::: MATERIALS PROVIDED

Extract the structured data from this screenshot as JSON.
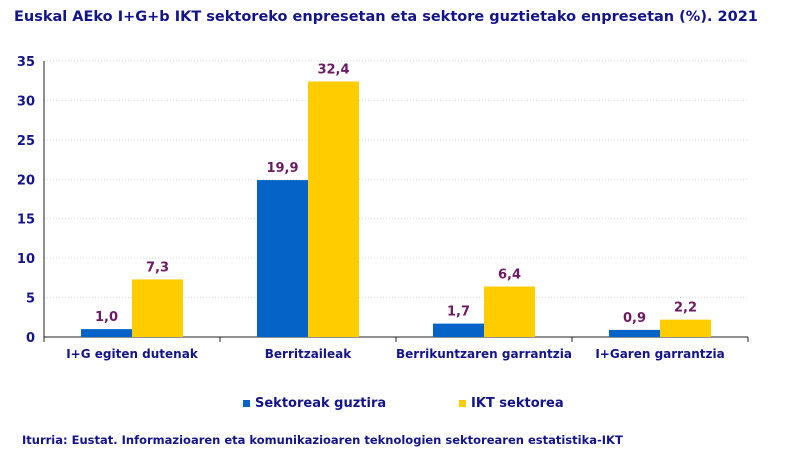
{
  "title": "Euskal AEko I+G+b IKT sektoreko enpresetan eta sektore guztietako enpresetan (%). 2021",
  "source": "Iturria: Eustat. Informazioaren eta komunikazioaren teknologien sektorearen estatistika-IKT",
  "colors": {
    "series1": "#0563c8",
    "series2": "#ffcc00",
    "text": "#14148a",
    "data_label": "#6b1a63",
    "grid": "#d9d9d9"
  },
  "chart_data": {
    "type": "bar",
    "categories": [
      "I+G egiten dutenak",
      "Berritzaileak",
      "Berrikuntzaren garrantzia",
      "I+Garen garrantzia"
    ],
    "series": [
      {
        "name": "Sektoreak guztira",
        "values": [
          1.0,
          19.9,
          1.7,
          0.9
        ],
        "labels": [
          "1,0",
          "19,9",
          "1,7",
          "0,9"
        ]
      },
      {
        "name": "IKT sektorea",
        "values": [
          7.3,
          32.4,
          6.4,
          2.2
        ],
        "labels": [
          "7,3",
          "32,4",
          "6,4",
          "2,2"
        ]
      }
    ],
    "ylim": [
      0,
      35
    ],
    "yticks": [
      "0",
      "5",
      "10",
      "15",
      "20",
      "25",
      "30",
      "35"
    ],
    "grid": true,
    "legend_position": "bottom"
  }
}
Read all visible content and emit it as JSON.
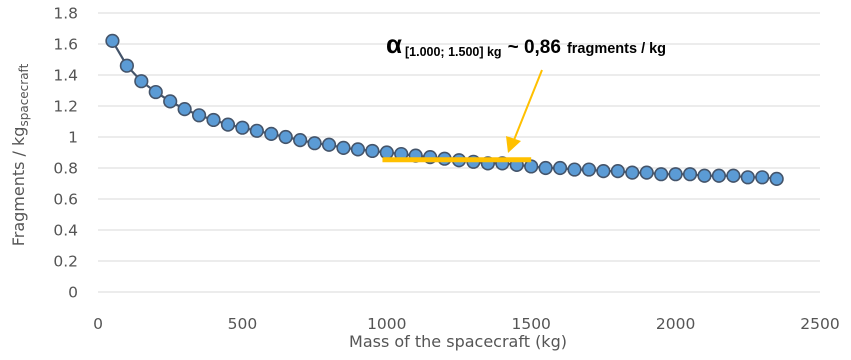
{
  "chart_data": {
    "type": "scatter",
    "title": "",
    "xlabel": "Mass of the spacecraft (kg)",
    "ylabel_main": "Fragments / kg",
    "ylabel_sub": "spacecraft",
    "xlim": [
      0,
      2500
    ],
    "ylim": [
      0,
      1.8
    ],
    "x_ticks": [
      0,
      500,
      1000,
      1500,
      2000,
      2500
    ],
    "x_tick_labels": [
      "0",
      "500",
      "1000",
      "1500",
      "2000",
      "2500"
    ],
    "y_ticks": [
      0,
      0.2,
      0.4,
      0.6,
      0.8,
      1.0,
      1.2,
      1.4,
      1.6,
      1.8
    ],
    "y_tick_labels": [
      "0",
      "0.2",
      "0.4",
      "0.6",
      "0.8",
      "1",
      "1.2",
      "1.4",
      "1.6",
      "1.8"
    ],
    "grid": "horizontal",
    "legend": "none",
    "series": [
      {
        "marker_color": "#5b9bd5",
        "line_color": "#44546a",
        "x": [
          50,
          100,
          150,
          200,
          250,
          300,
          350,
          400,
          450,
          500,
          550,
          600,
          650,
          700,
          750,
          800,
          850,
          900,
          950,
          1000,
          1050,
          1100,
          1150,
          1200,
          1250,
          1300,
          1350,
          1400,
          1450,
          1500,
          1550,
          1600,
          1650,
          1700,
          1750,
          1800,
          1850,
          1900,
          1950,
          2000,
          2050,
          2100,
          2150,
          2200,
          2250,
          2300,
          2350
        ],
        "y": [
          1.62,
          1.46,
          1.36,
          1.29,
          1.23,
          1.18,
          1.14,
          1.11,
          1.08,
          1.06,
          1.04,
          1.02,
          1.0,
          0.98,
          0.96,
          0.95,
          0.93,
          0.92,
          0.91,
          0.9,
          0.89,
          0.88,
          0.87,
          0.86,
          0.85,
          0.84,
          0.83,
          0.83,
          0.82,
          0.81,
          0.8,
          0.8,
          0.79,
          0.79,
          0.78,
          0.78,
          0.77,
          0.77,
          0.76,
          0.76,
          0.76,
          0.75,
          0.75,
          0.75,
          0.74,
          0.74,
          0.73
        ]
      }
    ],
    "annotation": {
      "symbol": "α",
      "subscript": "[1.000; 1.500] kg",
      "text": "~ 0,86 fragments / kg",
      "value_prefix": "~ 0,86",
      "value_suffix": "fragments / kg",
      "fit_line": {
        "x": [
          985,
          1500
        ],
        "y": 0.86,
        "color": "#ffc000"
      },
      "arrow_color": "#ffc000"
    }
  }
}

::::::

§ GIVEN EXERCISE
Make an exact copy of the data, leaving its pictures out.

§ CORRECT RESULT
Extract the structured data from this screenshot as JSON.
{
  "title": "Euskal AEko I+G+b IKT sektoreko enpresetan eta sektore guztietako enpresetan (%). 2021",
  "source": "Iturria: Eustat. Informazioaren eta komunikazioaren teknologien sektorearen estatistika-IKT",
  "colors": {
    "series1": "#0563c8",
    "series2": "#ffcc00",
    "text": "#14148a",
    "data_label": "#6b1a63",
    "grid": "#d9d9d9"
  },
  "chart_data": {
    "type": "bar",
    "categories": [
      "I+G egiten dutenak",
      "Berritzaileak",
      "Berrikuntzaren garrantzia",
      "I+Garen garrantzia"
    ],
    "series": [
      {
        "name": "Sektoreak guztira",
        "values": [
          1.0,
          19.9,
          1.7,
          0.9
        ],
        "labels": [
          "1,0",
          "19,9",
          "1,7",
          "0,9"
        ]
      },
      {
        "name": "IKT sektorea",
        "values": [
          7.3,
          32.4,
          6.4,
          2.2
        ],
        "labels": [
          "7,3",
          "32,4",
          "6,4",
          "2,2"
        ]
      }
    ],
    "ylim": [
      0,
      35
    ],
    "yticks": [
      "0",
      "5",
      "10",
      "15",
      "20",
      "25",
      "30",
      "35"
    ],
    "grid": true,
    "legend_position": "bottom"
  }
}
Read all visible content and emit it as JSON.
{
  "chart_data": {
    "type": "scatter",
    "title": "",
    "xlabel": "Mass of the spacecraft (kg)",
    "ylabel_main": "Fragments / kg",
    "ylabel_sub": "spacecraft",
    "xlim": [
      0,
      2500
    ],
    "ylim": [
      0,
      1.8
    ],
    "x_ticks": [
      0,
      500,
      1000,
      1500,
      2000,
      2500
    ],
    "x_tick_labels": [
      "0",
      "500",
      "1000",
      "1500",
      "2000",
      "2500"
    ],
    "y_ticks": [
      0,
      0.2,
      0.4,
      0.6,
      0.8,
      1.0,
      1.2,
      1.4,
      1.6,
      1.8
    ],
    "y_tick_labels": [
      "0",
      "0.2",
      "0.4",
      "0.6",
      "0.8",
      "1",
      "1.2",
      "1.4",
      "1.6",
      "1.8"
    ],
    "grid": "horizontal",
    "legend": "none",
    "series": [
      {
        "marker_color": "#5b9bd5",
        "line_color": "#44546a",
        "x": [
          50,
          100,
          150,
          200,
          250,
          300,
          350,
          400,
          450,
          500,
          550,
          600,
          650,
          700,
          750,
          800,
          850,
          900,
          950,
          1000,
          1050,
          1100,
          1150,
          1200,
          1250,
          1300,
          1350,
          1400,
          1450,
          1500,
          1550,
          1600,
          1650,
          1700,
          1750,
          1800,
          1850,
          1900,
          1950,
          2000,
          2050,
          2100,
          2150,
          2200,
          2250,
          2300,
          2350
        ],
        "y": [
          1.62,
          1.46,
          1.36,
          1.29,
          1.23,
          1.18,
          1.14,
          1.11,
          1.08,
          1.06,
          1.04,
          1.02,
          1.0,
          0.98,
          0.96,
          0.95,
          0.93,
          0.92,
          0.91,
          0.9,
          0.89,
          0.88,
          0.87,
          0.86,
          0.85,
          0.84,
          0.83,
          0.83,
          0.82,
          0.81,
          0.8,
          0.8,
          0.79,
          0.79,
          0.78,
          0.78,
          0.77,
          0.77,
          0.76,
          0.76,
          0.76,
          0.75,
          0.75,
          0.75,
          0.74,
          0.74,
          0.73
        ]
      }
    ],
    "annotation": {
      "symbol": "α",
      "subscript": "[1.000; 1.500] kg",
      "text": "~ 0,86 fragments / kg",
      "value_prefix": "~ 0,86",
      "value_suffix": "fragments / kg",
      "fit_line": {
        "x": [
          985,
          1500
        ],
        "y": 0.86,
        "color": "#ffc000"
      },
      "arrow_color": "#ffc000"
    }
  }
}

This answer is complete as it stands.